[TASK REQUIREMENTS]
1) List each distinct calendar date mentioned in the registration statement excerpt, in the order each first appears.
2) From the registration statement excerpt, write out word for word the part that opens with the words containing "(b) The description" and closes with "and January 19, 2007.".

INFORMATION REQUIRED IN THE REGISTRATION STATEMENT

 

Item 3. Incorporation of Documents by Reference.

The following documents filed or to be filed by OceanFirst Financial Corp. (the “Registrant”) with the SEC are incorporated by reference in this Registration Statement:

(a) The Annual Report on Form 10-K filed with the SEC by the Registrant (File No. 001-11713) on March 30, 2007.

(b) The description of the Registrant’s common stock contained in Registrant’s Form 8-A (File No. 001-11713), as filed with the SEC pursuant to Section 12(g) of the Securities Exchange Act of 1934 (the “Exchange Act”), and Rule 12b-15 promulgated thereunder, on May 8, 1996 and declared effective on May 13, 1996, as incorporated by reference to the Registrant’s Form S-1 (File No. 033-80123), declared effective on May 13, 1996.

(c) The Registrant’s current reports on Form 8-K, filed March 27, 2007, March 14, 2007 and January 19, 2007.

(d) All documents filed by the Registrant and the Plan, where applicable, pursuant to Sections 13(a), 13(c), 14 or 15(d) of the Exchange Act after the date hereof and prior to the filing of a post-effective amendment which deregisters all securities then remaining unsold.

[Collected data entries]
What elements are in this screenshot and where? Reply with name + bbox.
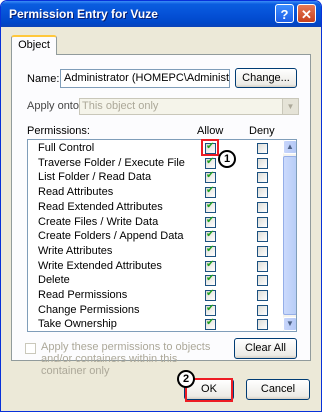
permission-row: Change Permissions — [28, 303, 283, 318]
scrollbar-thumb[interactable] — [283, 156, 296, 315]
apply-onto-select[interactable]: This object only ▼ — [79, 98, 299, 115]
tab-object[interactable]: Object — [11, 35, 57, 55]
allow-checkbox[interactable] — [205, 200, 216, 213]
allow-checkbox[interactable] — [205, 170, 216, 184]
change-button[interactable]: Change... — [235, 68, 297, 88]
deny-checkbox[interactable] — [257, 304, 268, 316]
deny-checkbox[interactable] — [257, 319, 268, 331]
deny-checkbox[interactable] — [257, 143, 268, 154]
permission-name: Write Extended Attributes — [38, 259, 162, 272]
cancel-button[interactable]: Cancel — [246, 379, 310, 400]
permission-name: Read Attributes — [38, 186, 114, 199]
permission-row: Create Files / Write Data — [28, 215, 283, 230]
allow-checkbox[interactable] — [205, 303, 216, 316]
permission-name: Change Permissions — [38, 303, 140, 316]
apply-onto-value: This object only — [82, 100, 159, 112]
clear-all-button[interactable]: Clear All — [234, 338, 297, 359]
permissions-scrollbar[interactable]: ▲ ▼ — [283, 140, 296, 331]
permission-name: Traverse Folder / Execute File — [38, 156, 185, 169]
deny-checkbox[interactable] — [257, 245, 268, 257]
deny-checkbox[interactable] — [257, 201, 268, 213]
chevron-down-icon: ▼ — [282, 99, 298, 114]
permission-row: Full Control — [28, 141, 283, 156]
close-button[interactable]: ✕ — [297, 4, 316, 23]
deny-checkbox[interactable] — [257, 290, 268, 301]
permission-row: Create Folders / Append Data — [28, 229, 283, 244]
apply-within-checkbox[interactable] — [25, 343, 36, 354]
annotation-badge-2: 2 — [177, 370, 195, 388]
allow-checkbox[interactable] — [205, 273, 216, 287]
deny-checkbox[interactable] — [257, 157, 268, 169]
scroll-down-arrow-icon[interactable]: ▼ — [283, 317, 296, 331]
permission-name: Read Permissions — [38, 289, 128, 301]
allow-checkbox[interactable] — [205, 215, 216, 228]
permission-name: Read Extended Attributes — [38, 200, 163, 213]
permission-name: List Folder / Read Data — [38, 171, 152, 184]
permission-name: Full Control — [38, 142, 95, 154]
allow-checkbox[interactable] — [205, 259, 216, 272]
title-bar: Permission Entry for Vuze ? ✕ — [1, 1, 321, 27]
annotation-badge-1: 1 — [218, 150, 236, 168]
permission-row: Read Extended Attributes — [28, 200, 283, 215]
permissions-list: Full Control Traverse Folder / Execute Fi… — [27, 139, 297, 332]
name-field: Administrator (HOMEPC\Administrator) — [60, 69, 230, 88]
help-button[interactable]: ? — [275, 4, 294, 23]
permission-row: Delete — [28, 273, 283, 288]
apply-onto-label: Apply onto: — [27, 100, 83, 112]
permission-row: Write Extended Attributes — [28, 259, 283, 274]
permission-row: Write Attributes — [28, 244, 283, 259]
window-title: Permission Entry for Vuze — [9, 7, 158, 21]
permission-row: Read Attributes — [28, 185, 283, 200]
allow-header: Allow — [197, 125, 224, 137]
deny-checkbox[interactable] — [257, 260, 268, 272]
deny-checkbox[interactable] — [257, 216, 268, 228]
permission-entry-dialog: Permission Entry for Vuze ? ✕ Object Nam… — [0, 0, 322, 412]
allow-checkbox[interactable] — [205, 244, 216, 257]
permission-name: Create Files / Write Data — [38, 215, 159, 228]
deny-checkbox[interactable] — [257, 187, 268, 199]
permissions-header: Permissions: — [27, 125, 90, 137]
permission-name: Delete — [38, 274, 70, 287]
allow-checkbox[interactable] — [205, 156, 216, 169]
annotation-highlight-full-control — [201, 139, 219, 156]
name-label: Name: — [27, 73, 60, 85]
allow-checkbox[interactable] — [205, 229, 216, 243]
allow-checkbox[interactable] — [205, 185, 216, 199]
permission-name: Create Folders / Append Data — [38, 230, 184, 243]
allow-checkbox[interactable] — [205, 288, 216, 301]
permission-row: Traverse Folder / Execute File — [28, 156, 283, 171]
scroll-up-arrow-icon[interactable]: ▲ — [283, 140, 296, 154]
deny-checkbox[interactable] — [257, 172, 268, 184]
deny-header: Deny — [249, 125, 275, 137]
allow-checkbox[interactable] — [205, 317, 216, 331]
permission-name: Write Attributes — [38, 244, 113, 257]
deny-checkbox[interactable] — [257, 275, 268, 287]
deny-checkbox[interactable] — [257, 231, 268, 243]
permission-row: Take Ownership — [28, 317, 283, 331]
permission-row: Read Permissions — [28, 288, 283, 303]
permission-row: List Folder / Read Data — [28, 170, 283, 185]
permission-name: Take Ownership — [38, 318, 117, 331]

[ANSWERS IN ORDER]
1) March 30, 2007; May 8, 1996; May 13, 1996; March 27, 2007; March 14, 2007; January 19, 2007

2)
(b) The description of the Registrant’s common stock contained in Registrant’s Form 8-A (File No. 001-11713), as filed with the SEC pursuant to Section 12(g) of the Securities Exchange Act of 1934 (the “Exchange Act”), and Rule 12b-15 promulgated thereunder, on May 8, 1996 and declared effective on May 13, 1996, as incorporated by reference to the Registrant’s Form S-1 (File No. 033-80123), declared effective on May 13, 1996.

(c) The Registrant’s current reports on Form 8-K, filed March 27, 2007, March 14, 2007 and January 19, 2007.